Task goal.
Leave out the pictures and transcribe the rest of the records exactly.

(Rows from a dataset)
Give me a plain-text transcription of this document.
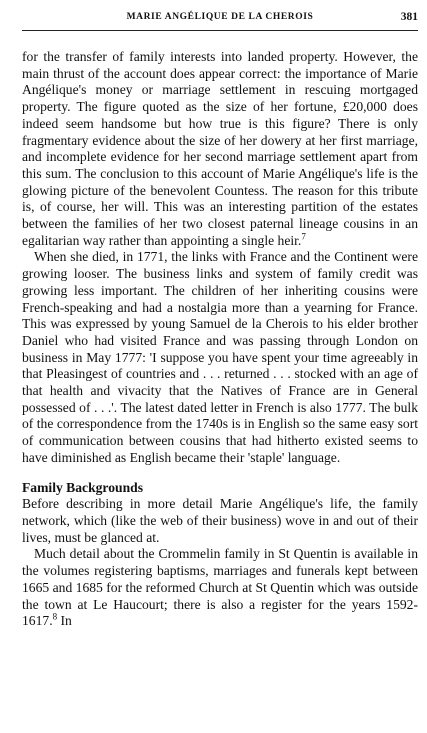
MARIE ANGÉLIQUE DE LA CHEROIS	381

for the transfer of family interests into landed property. However, the main thrust of the account does appear correct: the importance of Marie Angélique's money or marriage settlement in rescuing mortgaged property. The figure quoted as the size of her fortune, £20,000 does indeed seem handsome but how true is this figure? There is only fragmentary evidence about the size of her dowery at her first marriage, and incomplete evidence for her second marriage settlement apart from this sum. The conclusion to this account of Marie Angélique's life is the glowing picture of the benevolent Countess. The reason for this tribute is, of course, her will. This was an interesting partition of the estates between the families of her two closest paternal lineage cousins in an egalitarian way rather than appointing a single heir.$^7$

When she died, in 1771, the links with France and the Continent were growing looser. The business links and system of family credit was growing less important. The children of her inheriting cousins were French-speaking and had a nostalgia more than a yearning for France. This was expressed by young Samuel de la Cherois to his elder brother Daniel who had visited France and was passing through London on business in May 1777: 'I suppose you have spent your time agreeably in that Pleasingest of countries and . . . returned . . . stocked with an age of that health and vivacity that the Natives of France are in General possessed of . . .'. The latest dated letter in French is also 1777. The bulk of the correspondence from the 1740s is in English so the same easy sort of communication between cousins that had hitherto existed seems to have diminished as English became their 'staple' language.

Family Backgrounds

Before describing in more detail Marie Angélique's life, the family network, which (like the web of their business) wove in and out of their lives, must be glanced at.

Much detail about the Crommelin family in St Quentin is available in the volumes registering baptisms, marriages and funerals kept between 1665 and 1685 for the reformed Church at St Quentin which was outside the town at Le Haucourt; there is also a register for the years 1592-1617.$^8$ In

Expected output.
Give me a plain-text transcription of this document.
MARIE ANGÉLIQUE DE LA CHEROIS	381

for the transfer of family interests into landed property. However, the main thrust of the account does appear correct: the importance of Marie Angélique's money or marriage settlement in rescuing mortgaged property. The figure quoted as the size of her fortune, £20,000 does indeed seem handsome but how true is this figure? There is only fragmentary evidence about the size of her dowery at her first marriage, and incomplete evidence for her second marriage settlement apart from this sum. The conclusion to this account of Marie Angélique's life is the glowing picture of the benevolent Countess. The reason for this tribute is, of course, her will. This was an interesting partition of the estates between the families of her two closest paternal lineage cousins in an egalitarian way rather than appointing a single heir.$^7$

When she died, in 1771, the links with France and the Continent were growing looser. The business links and system of family credit was growing less important. The children of her inheriting cousins were French-speaking and had a nostalgia more than a yearning for France. This was expressed by young Samuel de la Cherois to his elder brother Daniel who had visited France and was passing through London on business in May 1777: 'I suppose you have spent your time agreeably in that Pleasingest of countries and . . . returned . . . stocked with an age of that health and vivacity that the Natives of France are in General possessed of . . .'. The latest dated letter in French is also 1777. The bulk of the correspondence from the 1740s is in English so the same easy sort of communication between cousins that had hitherto existed seems to have diminished as English became their 'staple' language.

Family Backgrounds

Before describing in more detail Marie Angélique's life, the family network, which (like the web of their business) wove in and out of their lives, must be glanced at.

Much detail about the Crommelin family in St Quentin is available in the volumes registering baptisms, marriages and funerals kept between 1665 and 1685 for the reformed Church at St Quentin which was outside the town at Le Haucourt; there is also a register for the years 1592-1617.$^8$ In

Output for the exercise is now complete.